*Data entries*:
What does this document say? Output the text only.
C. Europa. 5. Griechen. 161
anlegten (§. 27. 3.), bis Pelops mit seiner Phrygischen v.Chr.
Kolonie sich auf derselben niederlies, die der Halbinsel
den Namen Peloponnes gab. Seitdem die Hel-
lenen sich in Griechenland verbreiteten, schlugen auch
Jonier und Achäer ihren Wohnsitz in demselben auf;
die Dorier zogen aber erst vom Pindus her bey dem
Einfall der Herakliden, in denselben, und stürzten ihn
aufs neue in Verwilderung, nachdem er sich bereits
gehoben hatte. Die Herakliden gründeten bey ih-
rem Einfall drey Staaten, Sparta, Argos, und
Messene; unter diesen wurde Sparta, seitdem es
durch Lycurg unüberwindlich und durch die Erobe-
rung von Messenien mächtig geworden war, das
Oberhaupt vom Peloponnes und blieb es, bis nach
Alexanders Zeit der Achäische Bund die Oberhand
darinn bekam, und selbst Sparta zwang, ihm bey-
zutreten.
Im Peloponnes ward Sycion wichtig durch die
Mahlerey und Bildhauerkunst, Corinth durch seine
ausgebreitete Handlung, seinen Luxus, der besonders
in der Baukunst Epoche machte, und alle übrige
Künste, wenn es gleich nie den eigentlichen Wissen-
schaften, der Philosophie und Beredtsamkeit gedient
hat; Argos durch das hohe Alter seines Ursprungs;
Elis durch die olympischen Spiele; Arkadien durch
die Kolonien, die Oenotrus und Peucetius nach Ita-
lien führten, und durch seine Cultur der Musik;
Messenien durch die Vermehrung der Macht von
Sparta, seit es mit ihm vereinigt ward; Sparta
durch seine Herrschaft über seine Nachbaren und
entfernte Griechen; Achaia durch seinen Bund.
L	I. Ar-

*Exercise*:
Find each line that has the word "seinen", then copy it out.

*Written solution*:
ausgebreitete Handlung, seinen Luxus, der besonders
entfernte Griechen; Achaia durch seinen Bund.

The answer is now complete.